• **WHAT IS BEING ASKED**
The records that follow are to be transcribed in full, without their images.
* start DATASET RECORDS *
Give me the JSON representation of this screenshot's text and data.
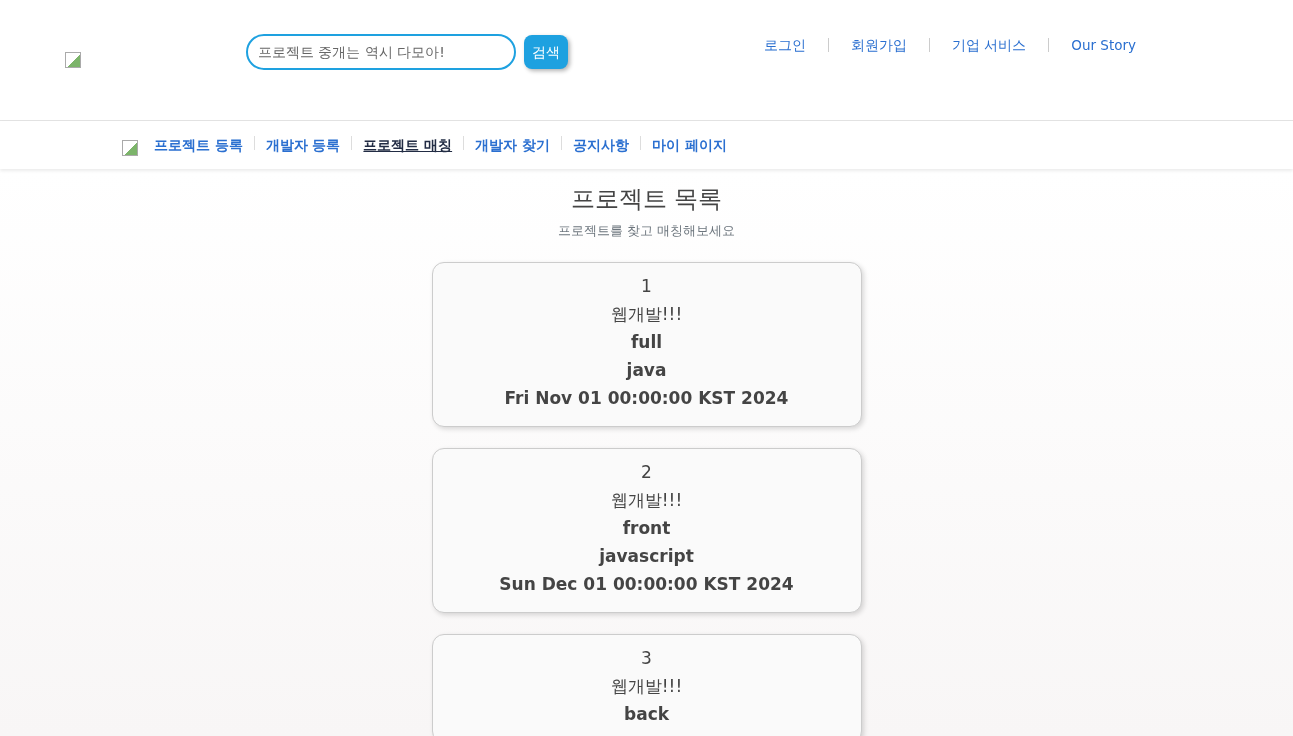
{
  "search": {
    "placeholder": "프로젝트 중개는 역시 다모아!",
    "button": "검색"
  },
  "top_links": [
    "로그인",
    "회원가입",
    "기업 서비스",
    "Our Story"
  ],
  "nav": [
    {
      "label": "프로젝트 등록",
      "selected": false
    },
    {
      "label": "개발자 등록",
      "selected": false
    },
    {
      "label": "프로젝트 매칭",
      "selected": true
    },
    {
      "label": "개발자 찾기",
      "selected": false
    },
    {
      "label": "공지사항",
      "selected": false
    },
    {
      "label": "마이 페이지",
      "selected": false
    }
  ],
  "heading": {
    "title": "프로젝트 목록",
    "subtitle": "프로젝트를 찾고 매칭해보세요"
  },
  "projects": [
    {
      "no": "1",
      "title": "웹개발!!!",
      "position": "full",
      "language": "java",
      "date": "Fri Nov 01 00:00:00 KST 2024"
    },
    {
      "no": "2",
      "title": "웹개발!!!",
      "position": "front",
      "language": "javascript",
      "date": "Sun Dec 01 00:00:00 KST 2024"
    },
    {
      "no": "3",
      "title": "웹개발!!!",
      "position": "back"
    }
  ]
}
* end DATASET RECORDS *
• **TASK RESPONSE**
Give me the JSON representation of this screenshot's text and data.
{
  "search": {
    "placeholder": "프로젝트 중개는 역시 다모아!",
    "button": "검색"
  },
  "top_links": [
    "로그인",
    "회원가입",
    "기업 서비스",
    "Our Story"
  ],
  "nav": [
    {
      "label": "프로젝트 등록",
      "selected": false
    },
    {
      "label": "개발자 등록",
      "selected": false
    },
    {
      "label": "프로젝트 매칭",
      "selected": true
    },
    {
      "label": "개발자 찾기",
      "selected": false
    },
    {
      "label": "공지사항",
      "selected": false
    },
    {
      "label": "마이 페이지",
      "selected": false
    }
  ],
  "heading": {
    "title": "프로젝트 목록",
    "subtitle": "프로젝트를 찾고 매칭해보세요"
  },
  "projects": [
    {
      "no": "1",
      "title": "웹개발!!!",
      "position": "full",
      "language": "java",
      "date": "Fri Nov 01 00:00:00 KST 2024"
    },
    {
      "no": "2",
      "title": "웹개발!!!",
      "position": "front",
      "language": "javascript",
      "date": "Sun Dec 01 00:00:00 KST 2024"
    },
    {
      "no": "3",
      "title": "웹개발!!!",
      "position": "back"
    }
  ]
}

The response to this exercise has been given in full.